(A block of data)
----

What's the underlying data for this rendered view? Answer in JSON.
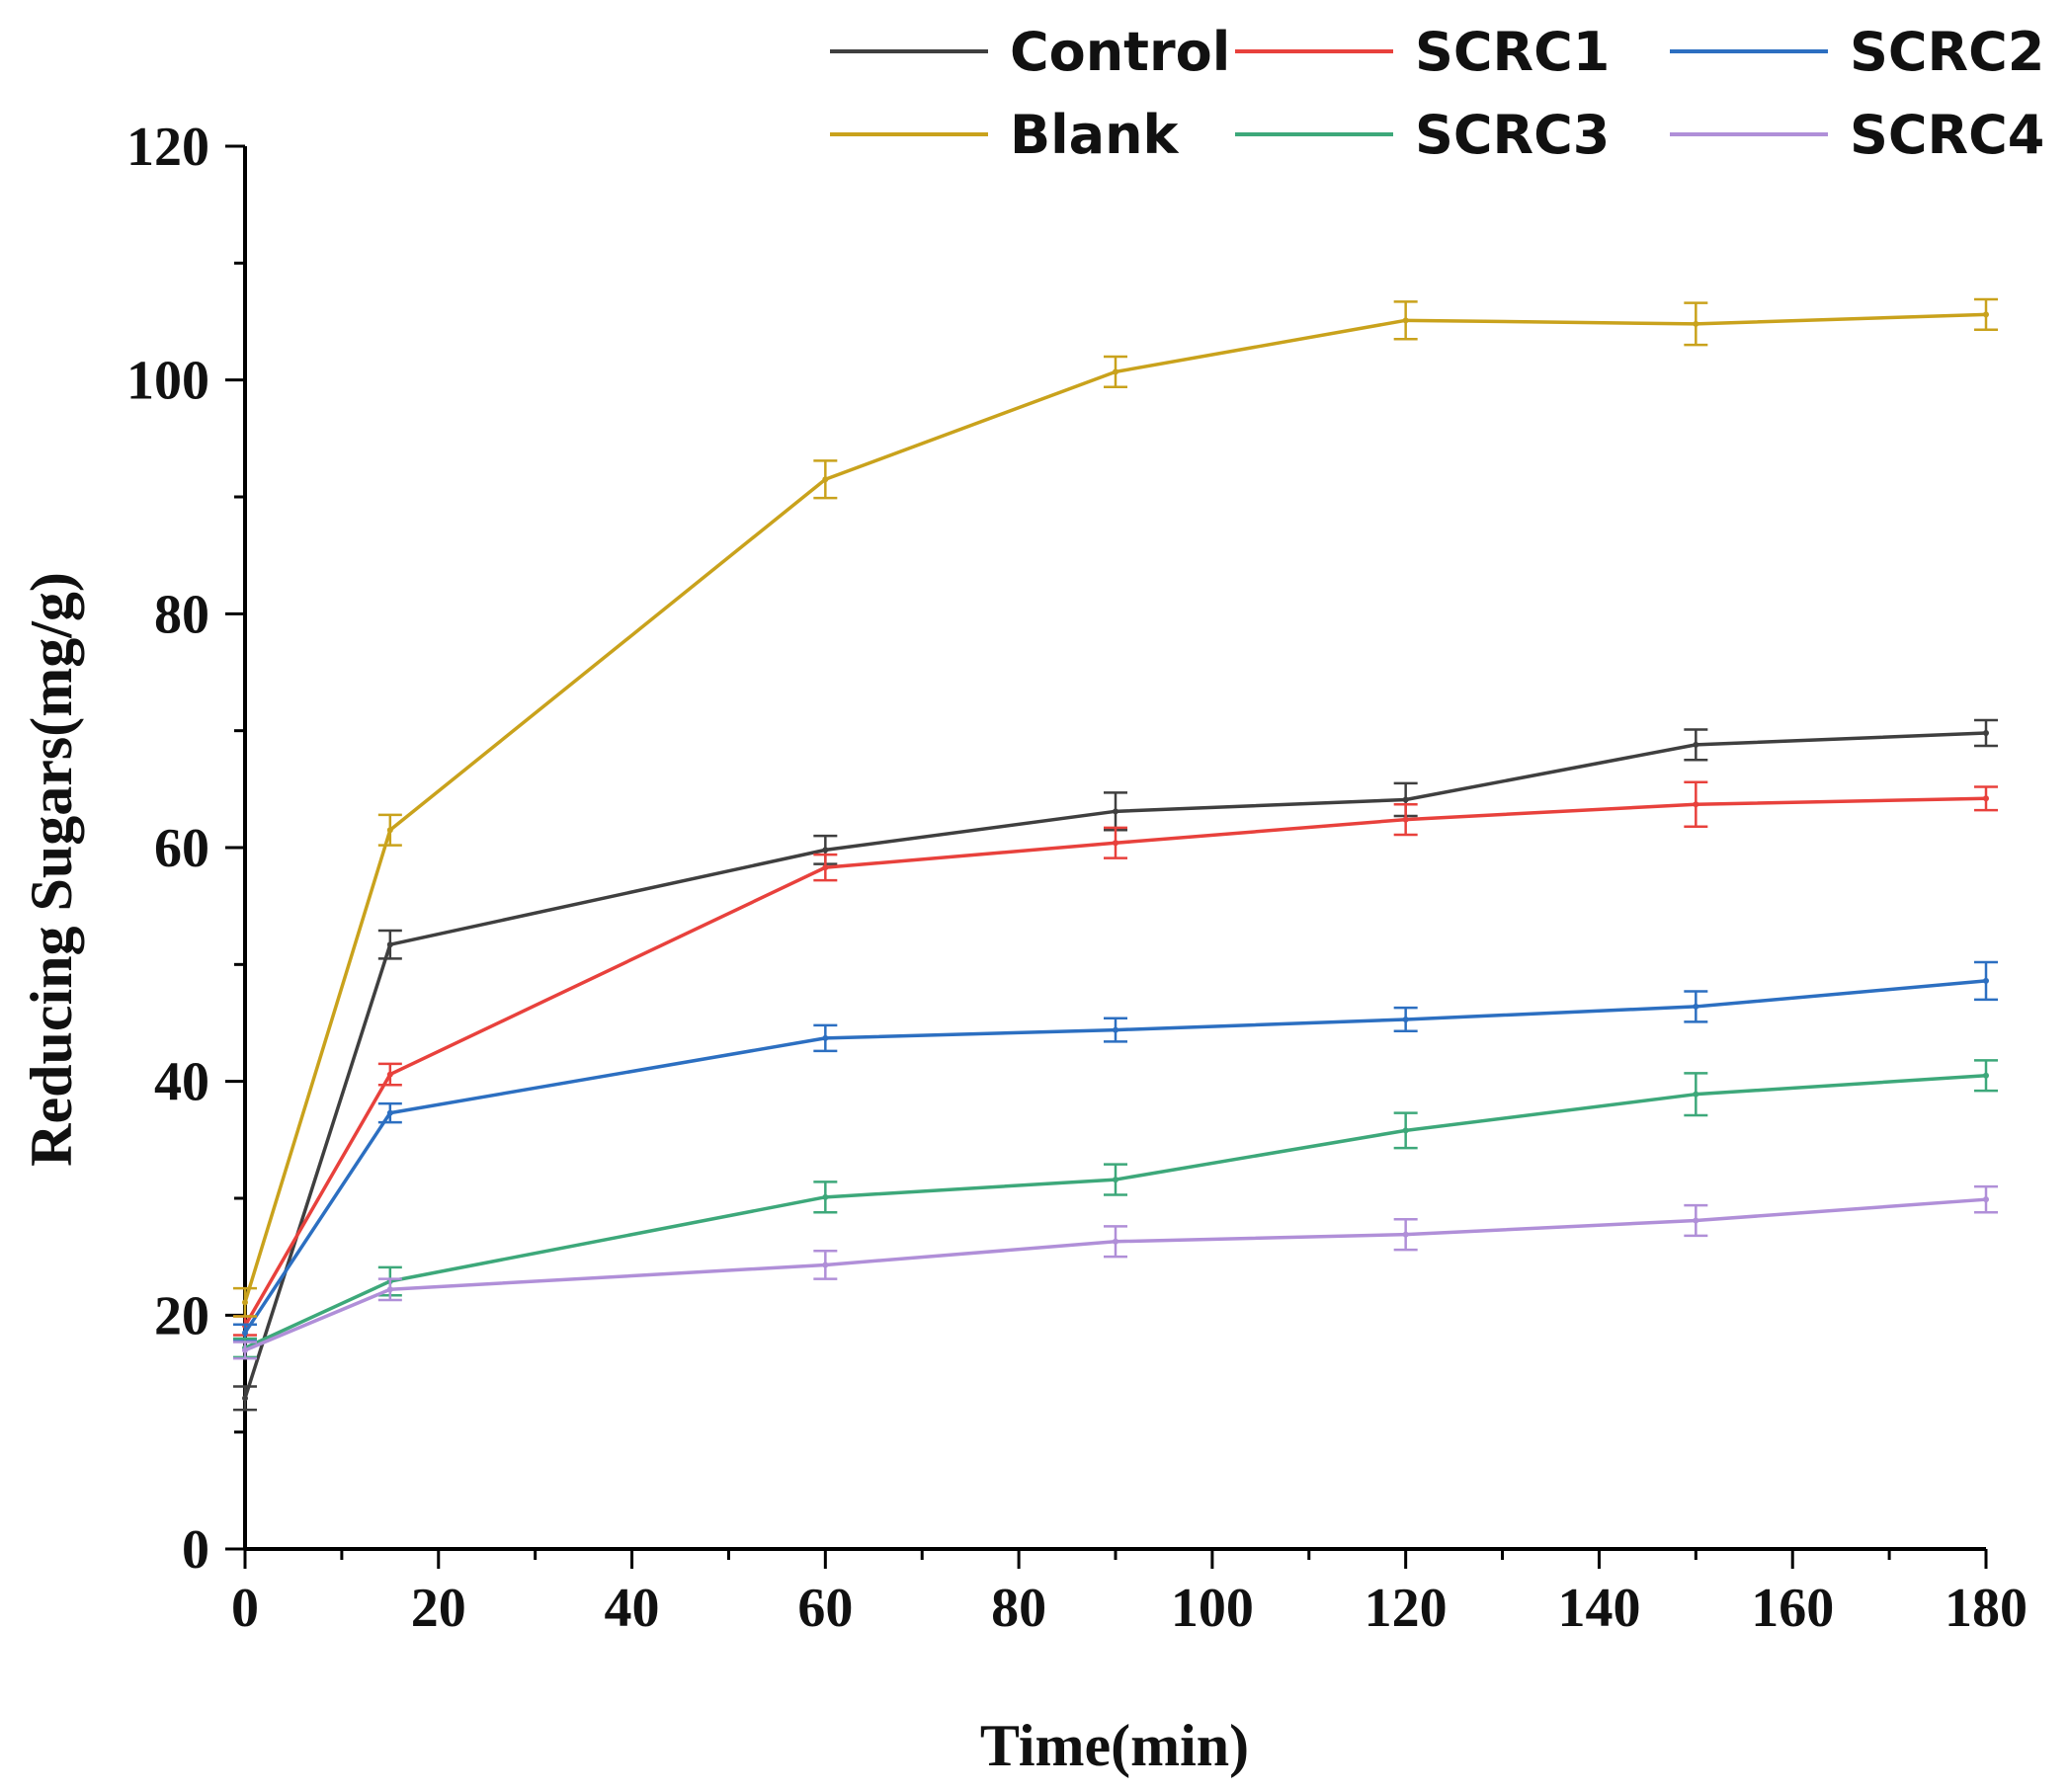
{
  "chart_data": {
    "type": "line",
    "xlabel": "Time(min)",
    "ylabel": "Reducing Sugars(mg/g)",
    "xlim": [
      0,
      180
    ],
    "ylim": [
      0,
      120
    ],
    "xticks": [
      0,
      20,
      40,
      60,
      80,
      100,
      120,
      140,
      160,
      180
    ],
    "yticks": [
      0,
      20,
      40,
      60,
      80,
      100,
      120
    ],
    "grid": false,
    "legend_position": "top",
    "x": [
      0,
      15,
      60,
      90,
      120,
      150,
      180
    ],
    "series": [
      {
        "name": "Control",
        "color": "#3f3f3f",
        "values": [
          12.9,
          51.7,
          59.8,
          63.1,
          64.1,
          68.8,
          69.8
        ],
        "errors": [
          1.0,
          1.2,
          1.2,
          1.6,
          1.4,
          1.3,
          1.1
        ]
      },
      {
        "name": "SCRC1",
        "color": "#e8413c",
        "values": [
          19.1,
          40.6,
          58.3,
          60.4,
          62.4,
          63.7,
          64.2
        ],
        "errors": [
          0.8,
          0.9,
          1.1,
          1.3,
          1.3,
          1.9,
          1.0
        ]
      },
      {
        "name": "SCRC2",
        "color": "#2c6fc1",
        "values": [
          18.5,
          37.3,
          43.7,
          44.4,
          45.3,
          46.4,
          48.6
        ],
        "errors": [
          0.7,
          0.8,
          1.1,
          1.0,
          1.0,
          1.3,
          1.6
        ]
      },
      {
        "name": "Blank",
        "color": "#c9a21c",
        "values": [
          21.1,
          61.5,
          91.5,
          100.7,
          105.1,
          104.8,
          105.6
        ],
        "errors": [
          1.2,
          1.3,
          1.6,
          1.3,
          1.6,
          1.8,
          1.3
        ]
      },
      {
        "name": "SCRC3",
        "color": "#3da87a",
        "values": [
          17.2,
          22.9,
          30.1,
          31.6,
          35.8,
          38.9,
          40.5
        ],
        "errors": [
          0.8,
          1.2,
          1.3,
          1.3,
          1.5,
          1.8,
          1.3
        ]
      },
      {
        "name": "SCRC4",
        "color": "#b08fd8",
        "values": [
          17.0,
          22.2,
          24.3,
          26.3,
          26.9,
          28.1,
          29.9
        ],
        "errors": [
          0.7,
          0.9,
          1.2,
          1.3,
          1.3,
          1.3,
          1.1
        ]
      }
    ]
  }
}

----

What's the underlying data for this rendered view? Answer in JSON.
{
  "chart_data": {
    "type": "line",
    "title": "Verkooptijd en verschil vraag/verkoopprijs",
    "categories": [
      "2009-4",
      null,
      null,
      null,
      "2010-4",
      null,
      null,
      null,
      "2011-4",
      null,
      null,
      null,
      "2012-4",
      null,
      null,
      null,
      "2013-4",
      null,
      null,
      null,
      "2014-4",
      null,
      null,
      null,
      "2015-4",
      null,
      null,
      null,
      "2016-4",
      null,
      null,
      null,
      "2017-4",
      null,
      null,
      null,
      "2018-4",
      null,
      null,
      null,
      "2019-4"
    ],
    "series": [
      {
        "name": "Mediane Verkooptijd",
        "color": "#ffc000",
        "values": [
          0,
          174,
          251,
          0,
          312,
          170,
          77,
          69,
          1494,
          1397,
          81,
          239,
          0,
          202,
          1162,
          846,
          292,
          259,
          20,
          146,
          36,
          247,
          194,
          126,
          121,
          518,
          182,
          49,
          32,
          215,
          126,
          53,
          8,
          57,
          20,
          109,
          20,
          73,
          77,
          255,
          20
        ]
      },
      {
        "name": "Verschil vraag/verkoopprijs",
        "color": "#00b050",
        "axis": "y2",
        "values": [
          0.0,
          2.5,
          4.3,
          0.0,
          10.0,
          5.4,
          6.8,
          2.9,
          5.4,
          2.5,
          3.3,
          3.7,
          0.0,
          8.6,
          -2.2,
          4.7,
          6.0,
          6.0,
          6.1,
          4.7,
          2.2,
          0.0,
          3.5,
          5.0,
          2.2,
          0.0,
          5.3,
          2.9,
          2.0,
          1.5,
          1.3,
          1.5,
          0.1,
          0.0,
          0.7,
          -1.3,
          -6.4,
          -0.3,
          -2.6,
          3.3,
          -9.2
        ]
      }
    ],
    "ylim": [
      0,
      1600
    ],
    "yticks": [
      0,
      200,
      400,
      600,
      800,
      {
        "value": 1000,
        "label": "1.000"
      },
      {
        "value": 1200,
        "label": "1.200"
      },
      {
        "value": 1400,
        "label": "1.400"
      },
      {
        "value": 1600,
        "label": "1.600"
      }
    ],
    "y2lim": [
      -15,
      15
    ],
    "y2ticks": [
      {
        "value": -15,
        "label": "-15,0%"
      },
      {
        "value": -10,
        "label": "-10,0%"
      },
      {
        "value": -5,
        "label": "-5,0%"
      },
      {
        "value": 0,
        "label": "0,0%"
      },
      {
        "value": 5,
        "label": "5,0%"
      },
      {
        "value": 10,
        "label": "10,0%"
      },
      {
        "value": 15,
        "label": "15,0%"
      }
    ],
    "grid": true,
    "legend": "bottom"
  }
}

----

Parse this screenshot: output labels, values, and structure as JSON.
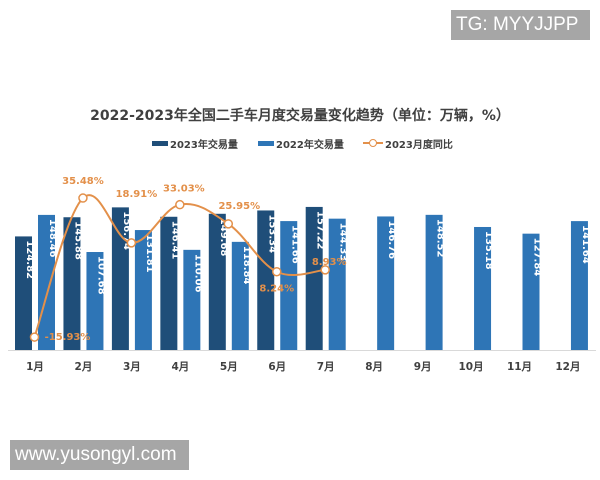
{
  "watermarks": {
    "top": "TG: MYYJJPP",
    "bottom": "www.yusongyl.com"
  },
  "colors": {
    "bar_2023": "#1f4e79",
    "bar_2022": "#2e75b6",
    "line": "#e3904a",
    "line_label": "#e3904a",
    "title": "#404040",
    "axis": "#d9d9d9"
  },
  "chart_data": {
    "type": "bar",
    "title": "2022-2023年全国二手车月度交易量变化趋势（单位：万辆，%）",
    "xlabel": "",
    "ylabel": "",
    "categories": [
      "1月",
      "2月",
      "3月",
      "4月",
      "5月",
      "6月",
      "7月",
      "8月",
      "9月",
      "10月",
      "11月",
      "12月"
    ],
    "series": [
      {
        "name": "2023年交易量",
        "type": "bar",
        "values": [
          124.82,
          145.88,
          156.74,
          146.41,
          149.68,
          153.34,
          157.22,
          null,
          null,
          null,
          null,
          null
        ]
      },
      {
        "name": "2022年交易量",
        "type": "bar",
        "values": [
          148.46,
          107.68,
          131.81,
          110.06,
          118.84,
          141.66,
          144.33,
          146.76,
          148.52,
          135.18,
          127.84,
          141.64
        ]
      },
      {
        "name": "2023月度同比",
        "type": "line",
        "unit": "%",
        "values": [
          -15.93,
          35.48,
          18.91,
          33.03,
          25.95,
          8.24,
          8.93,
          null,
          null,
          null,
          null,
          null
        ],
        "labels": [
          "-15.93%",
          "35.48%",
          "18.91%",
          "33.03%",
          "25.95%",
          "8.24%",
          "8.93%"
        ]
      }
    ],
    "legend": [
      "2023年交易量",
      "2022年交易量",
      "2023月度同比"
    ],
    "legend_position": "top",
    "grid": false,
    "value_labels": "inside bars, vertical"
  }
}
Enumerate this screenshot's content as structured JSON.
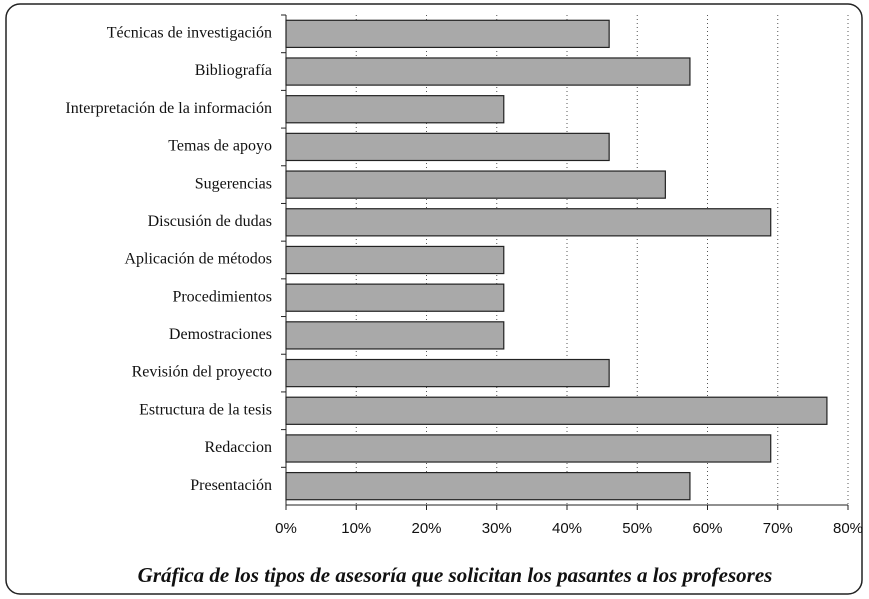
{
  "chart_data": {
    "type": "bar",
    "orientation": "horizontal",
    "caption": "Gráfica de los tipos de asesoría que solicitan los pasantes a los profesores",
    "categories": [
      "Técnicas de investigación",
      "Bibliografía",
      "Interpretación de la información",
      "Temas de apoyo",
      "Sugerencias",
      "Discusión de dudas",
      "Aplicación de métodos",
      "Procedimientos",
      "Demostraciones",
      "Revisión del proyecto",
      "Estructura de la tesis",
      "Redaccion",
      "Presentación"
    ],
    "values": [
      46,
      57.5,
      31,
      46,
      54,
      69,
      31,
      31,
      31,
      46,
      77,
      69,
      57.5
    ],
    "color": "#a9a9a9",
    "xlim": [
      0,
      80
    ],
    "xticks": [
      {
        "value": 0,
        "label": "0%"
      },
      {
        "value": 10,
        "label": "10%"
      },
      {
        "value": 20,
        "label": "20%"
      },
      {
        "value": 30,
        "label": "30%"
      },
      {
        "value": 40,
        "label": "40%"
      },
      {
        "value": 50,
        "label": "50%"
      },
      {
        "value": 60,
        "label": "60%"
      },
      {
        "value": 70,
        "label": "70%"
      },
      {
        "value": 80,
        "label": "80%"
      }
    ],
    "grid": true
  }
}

----

» Exercise requirements: Find and copy each line above that includes the string "Verkooptijd".

» Exercise result:
    "title": "Verkooptijd en verschil vraag/verkoopprijs",
        "name": "Mediane Verkooptijd",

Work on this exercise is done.